## CHALLENGE
Your task is to repeat all of the material exactly.

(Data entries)

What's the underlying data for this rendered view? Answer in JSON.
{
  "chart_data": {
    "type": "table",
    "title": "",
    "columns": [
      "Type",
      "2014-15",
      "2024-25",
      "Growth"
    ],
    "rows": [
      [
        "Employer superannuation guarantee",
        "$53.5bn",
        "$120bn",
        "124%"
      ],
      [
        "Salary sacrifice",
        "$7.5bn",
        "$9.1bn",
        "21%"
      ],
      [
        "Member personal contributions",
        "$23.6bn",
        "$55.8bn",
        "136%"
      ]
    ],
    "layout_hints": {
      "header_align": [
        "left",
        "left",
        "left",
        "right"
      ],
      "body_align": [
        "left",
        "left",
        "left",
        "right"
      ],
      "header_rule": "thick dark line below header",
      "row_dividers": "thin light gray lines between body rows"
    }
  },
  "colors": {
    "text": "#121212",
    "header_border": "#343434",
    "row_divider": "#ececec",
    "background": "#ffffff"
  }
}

## TASK RESPONSE
What's the underlying data for this rendered view? Answer in JSON.
{
  "chart_data": {
    "type": "table",
    "title": "",
    "columns": [
      "Type",
      "2014-15",
      "2024-25",
      "Growth"
    ],
    "rows": [
      [
        "Employer superannuation guarantee",
        "$53.5bn",
        "$120bn",
        "124%"
      ],
      [
        "Salary sacrifice",
        "$7.5bn",
        "$9.1bn",
        "21%"
      ],
      [
        "Member personal contributions",
        "$23.6bn",
        "$55.8bn",
        "136%"
      ]
    ],
    "layout_hints": {
      "header_align": [
        "left",
        "left",
        "left",
        "right"
      ],
      "body_align": [
        "left",
        "left",
        "left",
        "right"
      ],
      "header_rule": "thick dark line below header",
      "row_dividers": "thin light gray lines between body rows"
    }
  },
  "colors": {
    "text": "#121212",
    "header_border": "#343434",
    "row_divider": "#ececec",
    "background": "#ffffff"
  }
}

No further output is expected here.